Each record needs to be echoed exactly; can you do that?

** Start **

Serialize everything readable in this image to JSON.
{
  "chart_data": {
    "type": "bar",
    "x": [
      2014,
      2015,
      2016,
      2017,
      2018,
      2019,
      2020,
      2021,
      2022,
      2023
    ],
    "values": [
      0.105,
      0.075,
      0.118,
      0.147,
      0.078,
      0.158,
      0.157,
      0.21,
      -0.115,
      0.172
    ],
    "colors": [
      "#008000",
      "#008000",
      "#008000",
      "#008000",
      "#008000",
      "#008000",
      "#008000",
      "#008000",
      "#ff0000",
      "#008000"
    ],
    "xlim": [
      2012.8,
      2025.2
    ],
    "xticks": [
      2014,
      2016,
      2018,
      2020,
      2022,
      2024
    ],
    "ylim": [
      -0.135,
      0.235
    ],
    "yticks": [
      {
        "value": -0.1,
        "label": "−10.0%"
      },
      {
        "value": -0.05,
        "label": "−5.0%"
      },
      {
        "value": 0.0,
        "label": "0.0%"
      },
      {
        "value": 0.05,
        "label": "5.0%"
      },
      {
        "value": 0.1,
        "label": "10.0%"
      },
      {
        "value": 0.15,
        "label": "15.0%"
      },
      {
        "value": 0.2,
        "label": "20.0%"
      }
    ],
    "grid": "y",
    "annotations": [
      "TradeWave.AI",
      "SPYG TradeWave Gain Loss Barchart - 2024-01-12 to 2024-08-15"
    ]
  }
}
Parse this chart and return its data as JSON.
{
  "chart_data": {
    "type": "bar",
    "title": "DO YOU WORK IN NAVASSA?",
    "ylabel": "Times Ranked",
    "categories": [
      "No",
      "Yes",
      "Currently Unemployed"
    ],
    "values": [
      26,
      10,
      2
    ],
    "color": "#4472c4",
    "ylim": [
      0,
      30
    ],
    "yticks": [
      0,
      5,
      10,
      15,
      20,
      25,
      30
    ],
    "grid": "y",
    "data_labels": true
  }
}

** End **

**ANSWER TO THE TASK:**
Serialize everything readable in this image to JSON.
{
  "chart_data": {
    "type": "bar",
    "x": [
      2014,
      2015,
      2016,
      2017,
      2018,
      2019,
      2020,
      2021,
      2022,
      2023
    ],
    "values": [
      0.105,
      0.075,
      0.118,
      0.147,
      0.078,
      0.158,
      0.157,
      0.21,
      -0.115,
      0.172
    ],
    "colors": [
      "#008000",
      "#008000",
      "#008000",
      "#008000",
      "#008000",
      "#008000",
      "#008000",
      "#008000",
      "#ff0000",
      "#008000"
    ],
    "xlim": [
      2012.8,
      2025.2
    ],
    "xticks": [
      2014,
      2016,
      2018,
      2020,
      2022,
      2024
    ],
    "ylim": [
      -0.135,
      0.235
    ],
    "yticks": [
      {
        "value": -0.1,
        "label": "−10.0%"
      },
      {
        "value": -0.05,
        "label": "−5.0%"
      },
      {
        "value": 0.0,
        "label": "0.0%"
      },
      {
        "value": 0.05,
        "label": "5.0%"
      },
      {
        "value": 0.1,
        "label": "10.0%"
      },
      {
        "value": 0.15,
        "label": "15.0%"
      },
      {
        "value": 0.2,
        "label": "20.0%"
      }
    ],
    "grid": "y",
    "annotations": [
      "TradeWave.AI",
      "SPYG TradeWave Gain Loss Barchart - 2024-01-12 to 2024-08-15"
    ]
  }
}
Parse this chart and return its data as JSON.
{
  "chart_data": {
    "type": "bar",
    "title": "DO YOU WORK IN NAVASSA?",
    "ylabel": "Times Ranked",
    "categories": [
      "No",
      "Yes",
      "Currently Unemployed"
    ],
    "values": [
      26,
      10,
      2
    ],
    "color": "#4472c4",
    "ylim": [
      0,
      30
    ],
    "yticks": [
      0,
      5,
      10,
      15,
      20,
      25,
      30
    ],
    "grid": "y",
    "data_labels": true
  }
}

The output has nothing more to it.